■ **Task brief**
Go through the listing below and list every line with "amount".

=-=-=

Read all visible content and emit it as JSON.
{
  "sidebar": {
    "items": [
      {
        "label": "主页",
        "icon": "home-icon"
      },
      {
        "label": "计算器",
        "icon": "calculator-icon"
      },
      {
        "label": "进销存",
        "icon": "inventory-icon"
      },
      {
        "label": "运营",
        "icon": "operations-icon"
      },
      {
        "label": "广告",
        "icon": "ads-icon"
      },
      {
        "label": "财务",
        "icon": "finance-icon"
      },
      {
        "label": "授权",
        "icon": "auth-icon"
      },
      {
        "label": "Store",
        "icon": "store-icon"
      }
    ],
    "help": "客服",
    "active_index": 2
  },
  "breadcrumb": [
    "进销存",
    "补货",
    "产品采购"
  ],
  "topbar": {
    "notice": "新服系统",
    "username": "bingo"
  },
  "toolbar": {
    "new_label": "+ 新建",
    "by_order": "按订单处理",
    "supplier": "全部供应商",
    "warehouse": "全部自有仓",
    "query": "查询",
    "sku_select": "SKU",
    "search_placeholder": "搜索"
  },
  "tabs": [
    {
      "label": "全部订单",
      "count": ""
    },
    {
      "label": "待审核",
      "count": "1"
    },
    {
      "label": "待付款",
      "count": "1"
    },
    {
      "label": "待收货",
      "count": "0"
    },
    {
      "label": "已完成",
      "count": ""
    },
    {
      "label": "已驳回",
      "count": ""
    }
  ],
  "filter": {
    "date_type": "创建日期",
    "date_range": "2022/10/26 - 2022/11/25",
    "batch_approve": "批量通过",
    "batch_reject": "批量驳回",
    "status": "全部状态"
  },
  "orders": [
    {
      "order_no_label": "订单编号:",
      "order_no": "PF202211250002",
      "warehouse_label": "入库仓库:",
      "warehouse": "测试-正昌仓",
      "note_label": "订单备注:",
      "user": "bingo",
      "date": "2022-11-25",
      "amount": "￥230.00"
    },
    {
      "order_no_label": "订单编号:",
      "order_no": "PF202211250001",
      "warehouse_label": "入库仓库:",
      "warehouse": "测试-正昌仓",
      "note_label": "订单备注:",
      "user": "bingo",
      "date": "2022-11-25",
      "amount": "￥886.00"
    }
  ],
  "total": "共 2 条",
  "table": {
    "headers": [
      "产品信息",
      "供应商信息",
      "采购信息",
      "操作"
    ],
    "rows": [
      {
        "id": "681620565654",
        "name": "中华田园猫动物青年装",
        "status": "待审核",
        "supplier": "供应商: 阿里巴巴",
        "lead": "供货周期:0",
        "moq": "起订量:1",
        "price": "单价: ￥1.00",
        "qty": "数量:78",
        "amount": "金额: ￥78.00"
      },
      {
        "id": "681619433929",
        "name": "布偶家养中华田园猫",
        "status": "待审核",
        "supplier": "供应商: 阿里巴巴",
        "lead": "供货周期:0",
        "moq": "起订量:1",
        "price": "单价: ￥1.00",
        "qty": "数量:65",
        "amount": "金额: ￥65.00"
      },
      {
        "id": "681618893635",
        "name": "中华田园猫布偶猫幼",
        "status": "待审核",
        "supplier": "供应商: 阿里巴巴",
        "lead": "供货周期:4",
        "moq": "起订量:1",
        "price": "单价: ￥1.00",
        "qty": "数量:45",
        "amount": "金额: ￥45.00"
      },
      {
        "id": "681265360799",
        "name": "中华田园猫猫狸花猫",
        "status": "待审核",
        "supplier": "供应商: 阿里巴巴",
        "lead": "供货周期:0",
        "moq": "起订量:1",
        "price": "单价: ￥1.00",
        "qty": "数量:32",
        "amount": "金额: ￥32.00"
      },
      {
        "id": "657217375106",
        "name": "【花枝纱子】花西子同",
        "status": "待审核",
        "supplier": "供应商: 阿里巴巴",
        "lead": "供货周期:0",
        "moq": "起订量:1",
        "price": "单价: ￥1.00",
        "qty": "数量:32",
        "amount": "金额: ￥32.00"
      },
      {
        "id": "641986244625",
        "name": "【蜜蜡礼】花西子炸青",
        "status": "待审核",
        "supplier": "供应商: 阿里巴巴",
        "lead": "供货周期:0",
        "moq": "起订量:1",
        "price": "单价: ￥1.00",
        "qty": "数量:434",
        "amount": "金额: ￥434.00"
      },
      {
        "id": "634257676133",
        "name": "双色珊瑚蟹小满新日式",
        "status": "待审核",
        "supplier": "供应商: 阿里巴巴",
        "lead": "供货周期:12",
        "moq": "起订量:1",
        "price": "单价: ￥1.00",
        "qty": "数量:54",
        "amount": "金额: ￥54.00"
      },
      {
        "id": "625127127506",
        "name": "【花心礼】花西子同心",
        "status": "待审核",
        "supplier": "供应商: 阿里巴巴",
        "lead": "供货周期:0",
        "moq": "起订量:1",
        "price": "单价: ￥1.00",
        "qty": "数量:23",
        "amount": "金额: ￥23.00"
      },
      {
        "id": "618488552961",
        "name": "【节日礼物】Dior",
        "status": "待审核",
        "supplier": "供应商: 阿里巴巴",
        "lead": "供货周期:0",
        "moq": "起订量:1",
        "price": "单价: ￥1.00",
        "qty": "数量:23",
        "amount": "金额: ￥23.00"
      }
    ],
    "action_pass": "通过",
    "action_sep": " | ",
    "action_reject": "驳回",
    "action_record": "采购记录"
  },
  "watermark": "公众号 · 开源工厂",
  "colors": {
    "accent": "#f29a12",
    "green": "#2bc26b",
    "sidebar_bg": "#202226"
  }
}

=-=-=

■ **Exercise solution**
      "amount": "￥230.00"
      "amount": "￥886.00"
        "amount": "金额: ￥78.00"
        "amount": "金额: ￥65.00"
        "amount": "金额: ￥45.00"
        "amount": "金额: ￥32.00"
        "amount": "金额: ￥32.00"
        "amount": "金额: ￥434.00"
        "amount": "金额: ￥54.00"
        "amount": "金额: ￥23.00"
        "amount": "金额: ￥23.00"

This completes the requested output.